> **The request**
Retype every entry exactly, character for character.

> **Data records**
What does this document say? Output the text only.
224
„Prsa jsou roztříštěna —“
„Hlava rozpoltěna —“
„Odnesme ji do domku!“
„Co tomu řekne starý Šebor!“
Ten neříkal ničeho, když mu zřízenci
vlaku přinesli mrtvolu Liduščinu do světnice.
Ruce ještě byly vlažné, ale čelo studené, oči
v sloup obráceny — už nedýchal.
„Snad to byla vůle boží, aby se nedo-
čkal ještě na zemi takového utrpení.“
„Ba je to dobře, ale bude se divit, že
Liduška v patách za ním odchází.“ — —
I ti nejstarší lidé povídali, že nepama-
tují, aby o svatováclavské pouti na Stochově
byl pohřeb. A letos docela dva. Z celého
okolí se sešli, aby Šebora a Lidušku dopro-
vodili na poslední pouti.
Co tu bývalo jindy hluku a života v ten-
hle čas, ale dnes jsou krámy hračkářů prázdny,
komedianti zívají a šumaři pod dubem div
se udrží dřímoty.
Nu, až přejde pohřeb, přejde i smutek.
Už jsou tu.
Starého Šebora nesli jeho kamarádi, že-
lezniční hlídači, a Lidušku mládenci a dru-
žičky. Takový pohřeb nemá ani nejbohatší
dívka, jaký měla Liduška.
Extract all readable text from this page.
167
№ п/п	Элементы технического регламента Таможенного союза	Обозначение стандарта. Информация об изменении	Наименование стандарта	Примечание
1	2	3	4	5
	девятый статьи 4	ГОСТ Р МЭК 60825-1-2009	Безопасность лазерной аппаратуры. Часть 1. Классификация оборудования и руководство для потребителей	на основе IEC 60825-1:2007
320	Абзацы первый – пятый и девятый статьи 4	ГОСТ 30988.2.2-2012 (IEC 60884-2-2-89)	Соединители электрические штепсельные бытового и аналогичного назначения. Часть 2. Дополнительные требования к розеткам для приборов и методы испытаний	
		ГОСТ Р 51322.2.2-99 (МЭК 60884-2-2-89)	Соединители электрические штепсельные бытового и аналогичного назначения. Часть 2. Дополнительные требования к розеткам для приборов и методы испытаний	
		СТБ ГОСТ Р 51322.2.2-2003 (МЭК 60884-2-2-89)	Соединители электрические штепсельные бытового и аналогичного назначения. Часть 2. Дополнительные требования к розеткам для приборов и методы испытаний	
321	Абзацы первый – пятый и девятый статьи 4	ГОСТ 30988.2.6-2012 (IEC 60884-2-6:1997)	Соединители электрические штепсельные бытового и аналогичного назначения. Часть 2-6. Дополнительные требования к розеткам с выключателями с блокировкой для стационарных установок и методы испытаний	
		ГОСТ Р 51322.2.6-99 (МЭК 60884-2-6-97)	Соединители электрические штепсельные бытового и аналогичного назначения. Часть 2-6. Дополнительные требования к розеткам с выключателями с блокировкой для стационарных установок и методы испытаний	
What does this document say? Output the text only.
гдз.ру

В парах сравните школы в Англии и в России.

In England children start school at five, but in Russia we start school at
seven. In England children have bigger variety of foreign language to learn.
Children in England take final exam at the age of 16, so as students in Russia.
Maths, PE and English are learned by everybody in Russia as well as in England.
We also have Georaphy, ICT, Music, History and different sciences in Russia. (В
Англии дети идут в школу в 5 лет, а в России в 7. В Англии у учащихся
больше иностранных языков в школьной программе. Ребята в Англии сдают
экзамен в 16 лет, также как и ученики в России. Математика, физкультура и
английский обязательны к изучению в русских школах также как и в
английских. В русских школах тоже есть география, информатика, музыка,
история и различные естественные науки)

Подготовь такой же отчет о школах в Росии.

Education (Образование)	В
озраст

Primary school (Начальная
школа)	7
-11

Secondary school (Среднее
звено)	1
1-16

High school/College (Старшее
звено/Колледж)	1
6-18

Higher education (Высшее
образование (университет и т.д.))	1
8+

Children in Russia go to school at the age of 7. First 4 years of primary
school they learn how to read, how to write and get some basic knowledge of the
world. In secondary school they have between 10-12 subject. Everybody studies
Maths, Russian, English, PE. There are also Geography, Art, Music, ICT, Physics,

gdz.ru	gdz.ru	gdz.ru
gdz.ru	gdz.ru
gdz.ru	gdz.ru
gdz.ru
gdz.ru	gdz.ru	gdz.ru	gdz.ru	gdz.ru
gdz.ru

> **Written answer**
What does this document say? Output the text only.
224
„Prsa jsou roztříštěna —“
„Hlava rozpoltěna —“
„Odnesme ji do domku!“
„Co tomu řekne starý Šebor!“
Ten neříkal ničeho, když mu zřízenci
vlaku přinesli mrtvolu Liduščinu do světnice.
Ruce ještě byly vlažné, ale čelo studené, oči
v sloup obráceny — už nedýchal.
„Snad to byla vůle boží, aby se nedo-
čkal ještě na zemi takového utrpení.“
„Ba je to dobře, ale bude se divit, že
Liduška v patách za ním odchází.“ — —
I ti nejstarší lidé povídali, že nepama-
tují, aby o svatováclavské pouti na Stochově
byl pohřeb. A letos docela dva. Z celého
okolí se sešli, aby Šebora a Lidušku dopro-
vodili na poslední pouti.
Co tu bývalo jindy hluku a života v ten-
hle čas, ale dnes jsou krámy hračkářů prázdny,
komedianti zívají a šumaři pod dubem div
se udrží dřímoty.
Nu, až přejde pohřeb, přejde i smutek.
Už jsou tu.
Starého Šebora nesli jeho kamarádi, že-
lezniční hlídači, a Lidušku mládenci a dru-
žičky. Takový pohřeb nemá ani nejbohatší
dívka, jaký měla Liduška.
Extract all readable text from this page.
167
№ п/п	Элементы технического регламента Таможенного союза	Обозначение стандарта. Информация об изменении	Наименование стандарта	Примечание
1	2	3	4	5
	девятый статьи 4	ГОСТ Р МЭК 60825-1-2009	Безопасность лазерной аппаратуры. Часть 1. Классификация оборудования и руководство для потребителей	на основе IEC 60825-1:2007
320	Абзацы первый – пятый и девятый статьи 4	ГОСТ 30988.2.2-2012 (IEC 60884-2-2-89)	Соединители электрические штепсельные бытового и аналогичного назначения. Часть 2. Дополнительные требования к розеткам для приборов и методы испытаний	
		ГОСТ Р 51322.2.2-99 (МЭК 60884-2-2-89)	Соединители электрические штепсельные бытового и аналогичного назначения. Часть 2. Дополнительные требования к розеткам для приборов и методы испытаний	
		СТБ ГОСТ Р 51322.2.2-2003 (МЭК 60884-2-2-89)	Соединители электрические штепсельные бытового и аналогичного назначения. Часть 2. Дополнительные требования к розеткам для приборов и методы испытаний	
321	Абзацы первый – пятый и девятый статьи 4	ГОСТ 30988.2.6-2012 (IEC 60884-2-6:1997)	Соединители электрические штепсельные бытового и аналогичного назначения. Часть 2-6. Дополнительные требования к розеткам с выключателями с блокировкой для стационарных установок и методы испытаний	
		ГОСТ Р 51322.2.6-99 (МЭК 60884-2-6-97)	Соединители электрические штепсельные бытового и аналогичного назначения. Часть 2-6. Дополнительные требования к розеткам с выключателями с блокировкой для стационарных установок и методы испытаний	
What does this document say? Output the text only.
гдз.ру

В парах сравните школы в Англии и в России.

In England children start school at five, but in Russia we start school at
seven. In England children have bigger variety of foreign language to learn.
Children in England take final exam at the age of 16, so as students in Russia.
Maths, PE and English are learned by everybody in Russia as well as in England.
We also have Georaphy, ICT, Music, History and different sciences in Russia. (В
Англии дети идут в школу в 5 лет, а в России в 7. В Англии у учащихся
больше иностранных языков в школьной программе. Ребята в Англии сдают
экзамен в 16 лет, также как и ученики в России. Математика, физкультура и
английский обязательны к изучению в русских школах также как и в
английских. В русских школах тоже есть география, информатика, музыка,
история и различные естественные науки)

Подготовь такой же отчет о школах в Росии.

Education (Образование)	В
озраст

Primary school (Начальная
школа)	7
-11

Secondary school (Среднее
звено)	1
1-16

High school/College (Старшее
звено/Колледж)	1
6-18

Higher education (Высшее
образование (университет и т.д.))	1
8+

Children in Russia go to school at the age of 7. First 4 years of primary
school they learn how to read, how to write and get some basic knowledge of the
world. In secondary school they have between 10-12 subject. Everybody studies
Maths, Russian, English, PE. There are also Geography, Art, Music, ICT, Physics,

gdz.ru	gdz.ru	gdz.ru
gdz.ru	gdz.ru
gdz.ru	gdz.ru
gdz.ru
gdz.ru	gdz.ru	gdz.ru	gdz.ru	gdz.ru
gdz.ru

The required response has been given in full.